> Aim of the exercise
Word for word, restate every line of the material.

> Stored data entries
····················

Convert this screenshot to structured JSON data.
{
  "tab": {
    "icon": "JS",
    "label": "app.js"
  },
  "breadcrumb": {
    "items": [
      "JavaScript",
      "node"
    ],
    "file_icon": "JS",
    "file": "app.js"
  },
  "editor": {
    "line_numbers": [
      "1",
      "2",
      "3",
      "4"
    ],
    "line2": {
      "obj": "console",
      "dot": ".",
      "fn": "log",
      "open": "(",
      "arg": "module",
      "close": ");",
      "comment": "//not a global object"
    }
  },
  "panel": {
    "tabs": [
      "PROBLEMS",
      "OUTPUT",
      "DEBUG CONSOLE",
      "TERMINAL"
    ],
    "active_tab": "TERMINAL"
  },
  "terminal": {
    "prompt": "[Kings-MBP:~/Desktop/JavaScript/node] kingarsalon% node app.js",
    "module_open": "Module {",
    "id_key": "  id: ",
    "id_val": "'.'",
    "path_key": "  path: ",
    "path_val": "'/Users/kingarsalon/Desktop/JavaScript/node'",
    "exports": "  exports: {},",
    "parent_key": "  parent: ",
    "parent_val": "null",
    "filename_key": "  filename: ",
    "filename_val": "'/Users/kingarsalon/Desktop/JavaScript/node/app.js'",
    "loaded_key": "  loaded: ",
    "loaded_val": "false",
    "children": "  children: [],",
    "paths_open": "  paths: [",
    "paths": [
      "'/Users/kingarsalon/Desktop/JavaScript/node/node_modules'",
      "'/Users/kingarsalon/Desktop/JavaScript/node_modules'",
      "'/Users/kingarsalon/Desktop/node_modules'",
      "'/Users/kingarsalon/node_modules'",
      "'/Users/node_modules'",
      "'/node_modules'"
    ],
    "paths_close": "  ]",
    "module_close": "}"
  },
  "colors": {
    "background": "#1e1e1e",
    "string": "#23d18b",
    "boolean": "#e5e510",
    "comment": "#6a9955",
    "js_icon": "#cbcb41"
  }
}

····················

> Answer to the problem
Convert this screenshot to structured JSON data.
{
  "tab": {
    "icon": "JS",
    "label": "app.js"
  },
  "breadcrumb": {
    "items": [
      "JavaScript",
      "node"
    ],
    "file_icon": "JS",
    "file": "app.js"
  },
  "editor": {
    "line_numbers": [
      "1",
      "2",
      "3",
      "4"
    ],
    "line2": {
      "obj": "console",
      "dot": ".",
      "fn": "log",
      "open": "(",
      "arg": "module",
      "close": ");",
      "comment": "//not a global object"
    }
  },
  "panel": {
    "tabs": [
      "PROBLEMS",
      "OUTPUT",
      "DEBUG CONSOLE",
      "TERMINAL"
    ],
    "active_tab": "TERMINAL"
  },
  "terminal": {
    "prompt": "[Kings-MBP:~/Desktop/JavaScript/node] kingarsalon% node app.js",
    "module_open": "Module {",
    "id_key": "  id: ",
    "id_val": "'.'",
    "path_key": "  path: ",
    "path_val": "'/Users/kingarsalon/Desktop/JavaScript/node'",
    "exports": "  exports: {},",
    "parent_key": "  parent: ",
    "parent_val": "null",
    "filename_key": "  filename: ",
    "filename_val": "'/Users/kingarsalon/Desktop/JavaScript/node/app.js'",
    "loaded_key": "  loaded: ",
    "loaded_val": "false",
    "children": "  children: [],",
    "paths_open": "  paths: [",
    "paths": [
      "'/Users/kingarsalon/Desktop/JavaScript/node/node_modules'",
      "'/Users/kingarsalon/Desktop/JavaScript/node_modules'",
      "'/Users/kingarsalon/Desktop/node_modules'",
      "'/Users/kingarsalon/node_modules'",
      "'/Users/node_modules'",
      "'/node_modules'"
    ],
    "paths_close": "  ]",
    "module_close": "}"
  },
  "colors": {
    "background": "#1e1e1e",
    "string": "#23d18b",
    "boolean": "#e5e510",
    "comment": "#6a9955",
    "js_icon": "#cbcb41"
  }
}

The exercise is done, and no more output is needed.